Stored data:
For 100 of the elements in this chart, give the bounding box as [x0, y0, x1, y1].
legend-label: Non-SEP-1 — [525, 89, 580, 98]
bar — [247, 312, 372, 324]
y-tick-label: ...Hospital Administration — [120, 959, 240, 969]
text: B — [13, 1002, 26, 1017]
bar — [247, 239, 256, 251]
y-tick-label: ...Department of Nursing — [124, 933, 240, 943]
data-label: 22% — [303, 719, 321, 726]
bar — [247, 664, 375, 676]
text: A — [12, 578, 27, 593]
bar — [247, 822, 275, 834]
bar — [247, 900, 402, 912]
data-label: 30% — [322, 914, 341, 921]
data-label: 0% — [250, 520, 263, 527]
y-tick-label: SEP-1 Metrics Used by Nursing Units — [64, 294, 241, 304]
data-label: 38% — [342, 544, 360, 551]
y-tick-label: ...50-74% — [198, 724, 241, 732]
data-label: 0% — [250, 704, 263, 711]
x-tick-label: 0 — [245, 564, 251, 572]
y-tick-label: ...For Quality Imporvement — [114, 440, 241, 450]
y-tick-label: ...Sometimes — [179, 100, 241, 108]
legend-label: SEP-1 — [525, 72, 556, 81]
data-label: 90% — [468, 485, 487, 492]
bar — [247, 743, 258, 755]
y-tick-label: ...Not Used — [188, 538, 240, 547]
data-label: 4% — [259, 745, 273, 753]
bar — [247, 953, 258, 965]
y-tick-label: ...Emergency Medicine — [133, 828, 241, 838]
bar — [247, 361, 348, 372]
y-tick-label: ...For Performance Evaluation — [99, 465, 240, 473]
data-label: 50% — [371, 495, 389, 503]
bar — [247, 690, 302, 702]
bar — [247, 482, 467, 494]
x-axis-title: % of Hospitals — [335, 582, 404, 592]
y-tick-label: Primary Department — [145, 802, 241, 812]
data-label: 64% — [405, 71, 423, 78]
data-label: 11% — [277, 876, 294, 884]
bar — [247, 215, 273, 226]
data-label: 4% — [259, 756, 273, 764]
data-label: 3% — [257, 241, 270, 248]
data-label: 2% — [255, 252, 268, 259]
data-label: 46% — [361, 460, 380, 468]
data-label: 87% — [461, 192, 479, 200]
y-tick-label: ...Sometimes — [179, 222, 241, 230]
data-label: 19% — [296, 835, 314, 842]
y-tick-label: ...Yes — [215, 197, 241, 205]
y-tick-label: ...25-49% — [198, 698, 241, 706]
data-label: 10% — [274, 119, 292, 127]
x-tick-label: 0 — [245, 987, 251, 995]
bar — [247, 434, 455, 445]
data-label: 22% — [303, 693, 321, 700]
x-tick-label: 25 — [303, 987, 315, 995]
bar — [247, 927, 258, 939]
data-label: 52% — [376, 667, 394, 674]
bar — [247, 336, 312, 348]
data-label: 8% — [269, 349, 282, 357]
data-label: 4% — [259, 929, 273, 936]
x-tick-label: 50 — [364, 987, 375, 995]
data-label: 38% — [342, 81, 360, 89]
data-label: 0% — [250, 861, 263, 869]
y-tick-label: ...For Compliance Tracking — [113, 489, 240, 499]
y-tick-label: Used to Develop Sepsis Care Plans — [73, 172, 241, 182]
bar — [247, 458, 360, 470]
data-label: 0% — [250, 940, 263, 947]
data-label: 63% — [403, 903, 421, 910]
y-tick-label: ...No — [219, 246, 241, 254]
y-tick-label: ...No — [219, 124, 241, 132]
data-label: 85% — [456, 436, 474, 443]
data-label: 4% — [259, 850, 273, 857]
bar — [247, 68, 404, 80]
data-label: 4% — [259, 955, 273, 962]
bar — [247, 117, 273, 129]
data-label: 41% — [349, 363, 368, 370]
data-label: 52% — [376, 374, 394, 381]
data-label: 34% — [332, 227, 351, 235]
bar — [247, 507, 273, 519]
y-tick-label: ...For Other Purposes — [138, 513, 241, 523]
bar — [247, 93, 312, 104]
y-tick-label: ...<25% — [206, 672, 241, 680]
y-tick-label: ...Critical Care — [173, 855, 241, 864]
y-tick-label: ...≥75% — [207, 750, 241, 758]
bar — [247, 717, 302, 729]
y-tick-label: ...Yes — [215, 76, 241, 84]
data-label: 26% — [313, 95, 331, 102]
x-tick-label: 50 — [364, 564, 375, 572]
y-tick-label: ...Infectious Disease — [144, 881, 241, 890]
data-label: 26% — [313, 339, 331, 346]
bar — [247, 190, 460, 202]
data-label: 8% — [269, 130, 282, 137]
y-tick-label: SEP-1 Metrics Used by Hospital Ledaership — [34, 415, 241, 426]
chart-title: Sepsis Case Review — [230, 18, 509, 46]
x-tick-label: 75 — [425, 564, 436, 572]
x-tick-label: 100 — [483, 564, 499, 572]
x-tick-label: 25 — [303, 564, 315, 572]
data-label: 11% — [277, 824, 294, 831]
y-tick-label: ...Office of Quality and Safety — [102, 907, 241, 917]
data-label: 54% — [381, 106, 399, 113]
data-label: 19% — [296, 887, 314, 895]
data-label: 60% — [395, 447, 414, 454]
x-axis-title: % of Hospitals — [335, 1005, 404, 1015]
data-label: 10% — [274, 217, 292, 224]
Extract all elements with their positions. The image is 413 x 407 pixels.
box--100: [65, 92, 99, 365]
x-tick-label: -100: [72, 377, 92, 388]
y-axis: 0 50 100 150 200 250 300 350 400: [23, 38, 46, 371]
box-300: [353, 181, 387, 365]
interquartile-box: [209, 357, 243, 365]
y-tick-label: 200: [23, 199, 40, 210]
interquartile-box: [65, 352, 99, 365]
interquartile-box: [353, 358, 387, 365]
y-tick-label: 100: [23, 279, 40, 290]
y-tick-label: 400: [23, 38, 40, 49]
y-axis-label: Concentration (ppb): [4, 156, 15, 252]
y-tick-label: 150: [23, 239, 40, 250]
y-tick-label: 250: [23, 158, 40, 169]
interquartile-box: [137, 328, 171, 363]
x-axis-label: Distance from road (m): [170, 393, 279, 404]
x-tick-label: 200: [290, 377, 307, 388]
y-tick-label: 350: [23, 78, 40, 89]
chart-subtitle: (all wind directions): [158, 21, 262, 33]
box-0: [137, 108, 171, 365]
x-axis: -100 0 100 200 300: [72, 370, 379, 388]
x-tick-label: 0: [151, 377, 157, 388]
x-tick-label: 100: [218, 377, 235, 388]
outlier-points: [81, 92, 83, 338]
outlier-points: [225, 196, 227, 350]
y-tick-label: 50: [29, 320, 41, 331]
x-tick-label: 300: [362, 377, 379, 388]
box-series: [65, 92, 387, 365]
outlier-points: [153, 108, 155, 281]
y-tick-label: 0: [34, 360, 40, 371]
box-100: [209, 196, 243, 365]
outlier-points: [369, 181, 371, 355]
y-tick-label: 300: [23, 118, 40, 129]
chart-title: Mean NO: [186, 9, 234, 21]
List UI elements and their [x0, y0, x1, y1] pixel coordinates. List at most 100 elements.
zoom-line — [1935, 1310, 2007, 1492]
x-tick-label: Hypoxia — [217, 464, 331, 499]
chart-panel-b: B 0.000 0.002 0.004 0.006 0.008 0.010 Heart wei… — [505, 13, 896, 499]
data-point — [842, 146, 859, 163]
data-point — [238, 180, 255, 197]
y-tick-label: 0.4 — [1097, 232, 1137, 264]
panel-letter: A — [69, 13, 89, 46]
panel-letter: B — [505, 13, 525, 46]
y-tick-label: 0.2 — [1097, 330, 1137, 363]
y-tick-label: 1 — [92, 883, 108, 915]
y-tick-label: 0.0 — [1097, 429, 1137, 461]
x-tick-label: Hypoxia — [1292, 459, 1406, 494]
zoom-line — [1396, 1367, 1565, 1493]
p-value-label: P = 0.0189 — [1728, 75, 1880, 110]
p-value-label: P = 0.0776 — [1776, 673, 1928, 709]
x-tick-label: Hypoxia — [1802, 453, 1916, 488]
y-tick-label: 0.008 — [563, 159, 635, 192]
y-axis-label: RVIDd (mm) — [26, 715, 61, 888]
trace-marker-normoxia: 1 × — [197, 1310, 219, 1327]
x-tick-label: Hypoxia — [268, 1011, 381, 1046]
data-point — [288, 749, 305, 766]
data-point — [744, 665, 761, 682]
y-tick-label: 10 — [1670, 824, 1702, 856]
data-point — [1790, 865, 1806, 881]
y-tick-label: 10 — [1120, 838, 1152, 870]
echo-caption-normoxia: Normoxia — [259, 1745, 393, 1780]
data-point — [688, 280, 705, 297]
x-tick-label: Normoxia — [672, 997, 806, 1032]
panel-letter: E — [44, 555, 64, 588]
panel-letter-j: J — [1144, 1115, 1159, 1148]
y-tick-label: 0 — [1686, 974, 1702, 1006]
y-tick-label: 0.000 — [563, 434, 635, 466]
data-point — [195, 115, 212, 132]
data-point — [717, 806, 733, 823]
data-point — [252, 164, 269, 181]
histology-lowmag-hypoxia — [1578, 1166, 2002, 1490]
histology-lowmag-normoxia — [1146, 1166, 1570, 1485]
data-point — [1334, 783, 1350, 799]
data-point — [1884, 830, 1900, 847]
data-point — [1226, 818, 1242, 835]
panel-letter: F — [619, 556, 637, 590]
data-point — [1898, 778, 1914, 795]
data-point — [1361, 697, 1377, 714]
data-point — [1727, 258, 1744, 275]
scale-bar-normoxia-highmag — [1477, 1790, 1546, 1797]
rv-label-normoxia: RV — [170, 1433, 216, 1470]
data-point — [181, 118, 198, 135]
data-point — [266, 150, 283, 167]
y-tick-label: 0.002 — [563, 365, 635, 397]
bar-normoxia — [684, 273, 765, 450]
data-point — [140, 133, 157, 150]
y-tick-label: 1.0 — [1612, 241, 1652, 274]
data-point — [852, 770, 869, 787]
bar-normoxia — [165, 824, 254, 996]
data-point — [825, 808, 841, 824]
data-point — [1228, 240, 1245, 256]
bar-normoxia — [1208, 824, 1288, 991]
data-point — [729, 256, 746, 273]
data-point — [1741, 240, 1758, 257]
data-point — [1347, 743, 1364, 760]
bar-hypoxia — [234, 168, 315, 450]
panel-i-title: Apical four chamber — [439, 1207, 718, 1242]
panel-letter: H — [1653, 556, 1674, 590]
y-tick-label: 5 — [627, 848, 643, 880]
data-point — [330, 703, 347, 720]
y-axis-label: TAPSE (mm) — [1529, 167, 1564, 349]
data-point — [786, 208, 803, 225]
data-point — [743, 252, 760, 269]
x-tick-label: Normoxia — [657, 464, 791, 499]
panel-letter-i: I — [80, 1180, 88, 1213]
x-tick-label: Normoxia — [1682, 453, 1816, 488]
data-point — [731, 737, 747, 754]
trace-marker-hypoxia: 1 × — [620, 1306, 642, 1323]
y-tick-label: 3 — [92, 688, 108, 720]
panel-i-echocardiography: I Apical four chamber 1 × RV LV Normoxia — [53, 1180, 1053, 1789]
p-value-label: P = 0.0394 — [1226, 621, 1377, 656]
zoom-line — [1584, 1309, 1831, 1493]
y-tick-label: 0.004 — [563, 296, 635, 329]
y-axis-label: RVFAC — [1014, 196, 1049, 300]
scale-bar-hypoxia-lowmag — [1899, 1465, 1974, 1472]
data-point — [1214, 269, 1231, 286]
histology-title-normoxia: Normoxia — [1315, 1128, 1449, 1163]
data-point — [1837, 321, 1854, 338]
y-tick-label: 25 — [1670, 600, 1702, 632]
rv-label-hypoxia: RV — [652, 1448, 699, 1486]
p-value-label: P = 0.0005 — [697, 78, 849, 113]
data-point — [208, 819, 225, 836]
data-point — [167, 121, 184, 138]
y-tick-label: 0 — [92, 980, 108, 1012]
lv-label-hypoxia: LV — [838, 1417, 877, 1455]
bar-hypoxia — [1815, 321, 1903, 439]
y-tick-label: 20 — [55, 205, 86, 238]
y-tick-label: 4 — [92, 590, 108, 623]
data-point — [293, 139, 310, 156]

== Task directions ==
In the records above, from the start through the line containing "data-label: 8% — [269, 349, 282, 357]", swap "Sometimes" for "Occasionally" and give those lines again with all else unchanged.

== Problem solution ==
For 100 of the elements in this chart, give the bounding box as [x0, y0, x1, y1].
legend-label: Non-SEP-1 — [525, 89, 580, 98]
bar — [247, 312, 372, 324]
y-tick-label: ...Hospital Administration — [120, 959, 240, 969]
text: B — [13, 1002, 26, 1017]
bar — [247, 239, 256, 251]
y-tick-label: ...Department of Nursing — [124, 933, 240, 943]
data-label: 22% — [303, 719, 321, 726]
bar — [247, 664, 375, 676]
text: A — [12, 578, 27, 593]
bar — [247, 822, 275, 834]
bar — [247, 900, 402, 912]
data-label: 30% — [322, 914, 341, 921]
data-label: 0% — [250, 520, 263, 527]
y-tick-label: SEP-1 Metrics Used by Nursing Units — [64, 294, 241, 304]
data-label: 38% — [342, 544, 360, 551]
y-tick-label: ...50-74% — [198, 724, 241, 732]
data-label: 0% — [250, 704, 263, 711]
x-tick-label: 0 — [245, 564, 251, 572]
y-tick-label: ...For Quality Imporvement — [114, 440, 241, 450]
y-tick-label: ...Occasionally — [179, 100, 241, 108]
legend-label: SEP-1 — [525, 72, 556, 81]
data-label: 90% — [468, 485, 487, 492]
bar — [247, 743, 258, 755]
y-tick-label: ...Not Used — [188, 538, 240, 547]
data-label: 4% — [259, 745, 273, 753]
bar — [247, 953, 258, 965]
y-tick-label: ...Emergency Medicine — [133, 828, 241, 838]
bar — [247, 361, 348, 372]
y-tick-label: ...For Performance Evaluation — [99, 465, 240, 473]
data-label: 50% — [371, 495, 389, 503]
bar — [247, 690, 302, 702]
bar — [247, 482, 467, 494]
x-axis-title: % of Hospitals — [335, 582, 404, 592]
y-tick-label: Primary Department — [145, 802, 241, 812]
data-label: 64% — [405, 71, 423, 78]
data-label: 11% — [277, 876, 294, 884]
bar — [247, 215, 273, 226]
data-label: 4% — [259, 756, 273, 764]
data-label: 3% — [257, 241, 270, 248]
data-label: 2% — [255, 252, 268, 259]
data-label: 46% — [361, 460, 380, 468]
data-label: 87% — [461, 192, 479, 200]
y-tick-label: ...Occasionally — [179, 222, 241, 230]
data-label: 19% — [296, 835, 314, 842]
y-tick-label: ...Yes — [215, 197, 241, 205]
y-tick-label: ...25-49% — [198, 698, 241, 706]
data-label: 10% — [274, 119, 292, 127]
x-tick-label: 0 — [245, 987, 251, 995]
bar — [247, 434, 455, 445]
data-label: 22% — [303, 693, 321, 700]
x-tick-label: 25 — [303, 987, 315, 995]
bar — [247, 927, 258, 939]
data-label: 52% — [376, 667, 394, 674]
bar — [247, 336, 312, 348]
data-label: 8% — [269, 349, 282, 357]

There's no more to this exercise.